> [What you will do] Pull every line containing "name" from the entries.

·····

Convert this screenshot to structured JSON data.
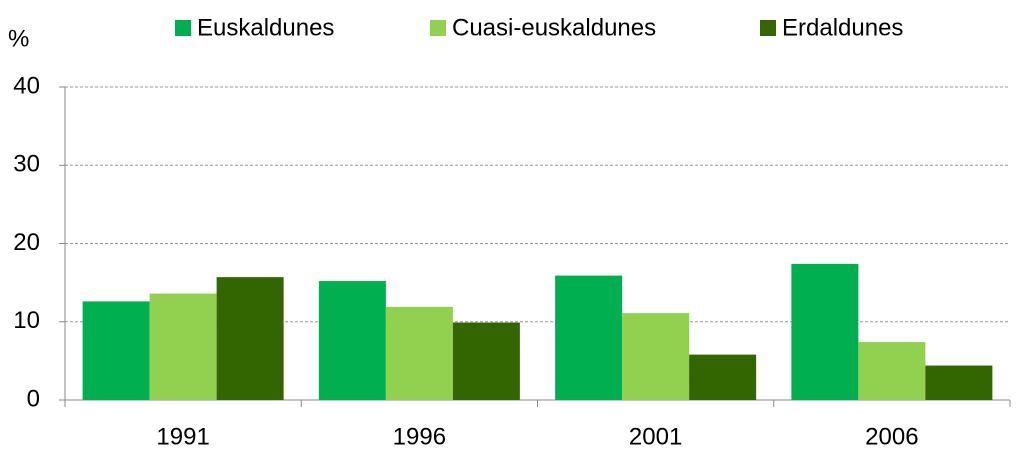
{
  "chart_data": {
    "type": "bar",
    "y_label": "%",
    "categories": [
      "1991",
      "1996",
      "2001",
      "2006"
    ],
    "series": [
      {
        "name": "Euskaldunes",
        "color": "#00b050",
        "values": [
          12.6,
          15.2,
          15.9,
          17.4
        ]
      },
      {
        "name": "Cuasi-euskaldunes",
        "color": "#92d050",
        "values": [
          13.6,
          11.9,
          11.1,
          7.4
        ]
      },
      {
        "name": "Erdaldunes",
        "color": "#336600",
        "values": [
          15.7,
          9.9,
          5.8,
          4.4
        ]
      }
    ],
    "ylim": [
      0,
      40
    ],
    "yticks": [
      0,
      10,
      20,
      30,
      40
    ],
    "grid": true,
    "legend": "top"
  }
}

·····

> [Solution for this exercise]
        "name": "Euskaldunes",
        "name": "Cuasi-euskaldunes",
        "name": "Erdaldunes",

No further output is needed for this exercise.